## Task description
Exactly reproduce each line of the listing that follows.

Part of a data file
begin

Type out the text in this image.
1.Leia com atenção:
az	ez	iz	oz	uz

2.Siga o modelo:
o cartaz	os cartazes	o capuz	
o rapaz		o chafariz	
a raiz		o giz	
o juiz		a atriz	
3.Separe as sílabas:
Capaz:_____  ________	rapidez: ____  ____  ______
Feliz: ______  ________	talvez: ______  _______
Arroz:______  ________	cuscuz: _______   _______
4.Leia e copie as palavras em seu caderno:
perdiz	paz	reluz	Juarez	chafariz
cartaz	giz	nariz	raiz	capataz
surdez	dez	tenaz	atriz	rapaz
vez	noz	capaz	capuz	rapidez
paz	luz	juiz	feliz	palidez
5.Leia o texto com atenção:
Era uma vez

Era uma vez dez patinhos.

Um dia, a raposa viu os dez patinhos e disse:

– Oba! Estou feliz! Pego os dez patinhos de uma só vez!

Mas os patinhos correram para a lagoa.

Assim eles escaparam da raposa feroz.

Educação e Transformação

end

## The result
Type out the text in this image.
1.Leia com atenção:
az	ez	iz	oz	uz

2.Siga o modelo:
o cartaz	os cartazes	o capuz	
o rapaz		o chafariz	
a raiz		o giz	
o juiz		a atriz	
3.Separe as sílabas:
Capaz:_____  ________	rapidez: ____  ____  ______
Feliz: ______  ________	talvez: ______  _______
Arroz:______  ________	cuscuz: _______   _______
4.Leia e copie as palavras em seu caderno:
perdiz	paz	reluz	Juarez	chafariz
cartaz	giz	nariz	raiz	capataz
surdez	dez	tenaz	atriz	rapaz
vez	noz	capaz	capuz	rapidez
paz	luz	juiz	feliz	palidez
5.Leia o texto com atenção:
Era uma vez

Era uma vez dez patinhos.

Um dia, a raposa viu os dez patinhos e disse:

– Oba! Estou feliz! Pego os dez patinhos de uma só vez!

Mas os patinhos correram para a lagoa.

Assim eles escaparam da raposa feroz.

Educação e Transformação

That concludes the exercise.